* Challenge: Repeat each record below exactly as given.

* Extracted records:
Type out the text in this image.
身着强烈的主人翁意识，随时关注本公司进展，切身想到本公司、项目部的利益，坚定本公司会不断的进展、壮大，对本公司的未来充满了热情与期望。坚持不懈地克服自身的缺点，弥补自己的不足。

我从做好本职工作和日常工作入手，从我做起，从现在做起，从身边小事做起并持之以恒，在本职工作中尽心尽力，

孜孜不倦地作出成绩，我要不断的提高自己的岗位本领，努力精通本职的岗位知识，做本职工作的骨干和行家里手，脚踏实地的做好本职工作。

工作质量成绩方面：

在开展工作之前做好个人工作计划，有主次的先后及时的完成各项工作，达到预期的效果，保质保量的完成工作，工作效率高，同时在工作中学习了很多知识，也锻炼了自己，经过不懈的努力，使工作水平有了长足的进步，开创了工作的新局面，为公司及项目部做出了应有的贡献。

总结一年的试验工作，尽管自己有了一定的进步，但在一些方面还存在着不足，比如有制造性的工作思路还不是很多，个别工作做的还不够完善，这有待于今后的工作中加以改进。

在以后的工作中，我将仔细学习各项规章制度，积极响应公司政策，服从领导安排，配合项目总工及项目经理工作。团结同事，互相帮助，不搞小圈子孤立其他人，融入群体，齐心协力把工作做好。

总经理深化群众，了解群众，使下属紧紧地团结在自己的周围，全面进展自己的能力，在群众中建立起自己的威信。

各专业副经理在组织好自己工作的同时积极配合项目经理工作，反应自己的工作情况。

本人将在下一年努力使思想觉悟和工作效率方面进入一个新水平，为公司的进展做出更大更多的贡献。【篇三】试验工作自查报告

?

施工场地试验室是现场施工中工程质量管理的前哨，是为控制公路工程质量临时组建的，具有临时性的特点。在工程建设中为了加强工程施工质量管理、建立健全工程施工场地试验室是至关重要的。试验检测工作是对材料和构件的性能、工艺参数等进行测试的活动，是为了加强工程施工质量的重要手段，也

* Task solution:
Type out the text in this image.
身着强烈的主人翁意识，随时关注本公司进展，切身想到本公司、项目部的利益，坚定本公司会不断的进展、壮大，对本公司的未来充满了热情与期望。坚持不懈地克服自身的缺点，弥补自己的不足。

我从做好本职工作和日常工作入手，从我做起，从现在做起，从身边小事做起并持之以恒，在本职工作中尽心尽力，

孜孜不倦地作出成绩，我要不断的提高自己的岗位本领，努力精通本职的岗位知识，做本职工作的骨干和行家里手，脚踏实地的做好本职工作。

工作质量成绩方面：

在开展工作之前做好个人工作计划，有主次的先后及时的完成各项工作，达到预期的效果，保质保量的完成工作，工作效率高，同时在工作中学习了很多知识，也锻炼了自己，经过不懈的努力，使工作水平有了长足的进步，开创了工作的新局面，为公司及项目部做出了应有的贡献。

总结一年的试验工作，尽管自己有了一定的进步，但在一些方面还存在着不足，比如有制造性的工作思路还不是很多，个别工作做的还不够完善，这有待于今后的工作中加以改进。

在以后的工作中，我将仔细学习各项规章制度，积极响应公司政策，服从领导安排，配合项目总工及项目经理工作。团结同事，互相帮助，不搞小圈子孤立其他人，融入群体，齐心协力把工作做好。

总经理深化群众，了解群众，使下属紧紧地团结在自己的周围，全面进展自己的能力，在群众中建立起自己的威信。

各专业副经理在组织好自己工作的同时积极配合项目经理工作，反应自己的工作情况。

本人将在下一年努力使思想觉悟和工作效率方面进入一个新水平，为公司的进展做出更大更多的贡献。【篇三】试验工作自查报告

?

施工场地试验室是现场施工中工程质量管理的前哨，是为控制公路工程质量临时组建的，具有临时性的特点。在工程建设中为了加强工程施工质量管理、建立健全工程施工场地试验室是至关重要的。试验检测工作是对材料和构件的性能、工艺参数等进行测试的活动，是为了加强工程施工质量的重要手段，也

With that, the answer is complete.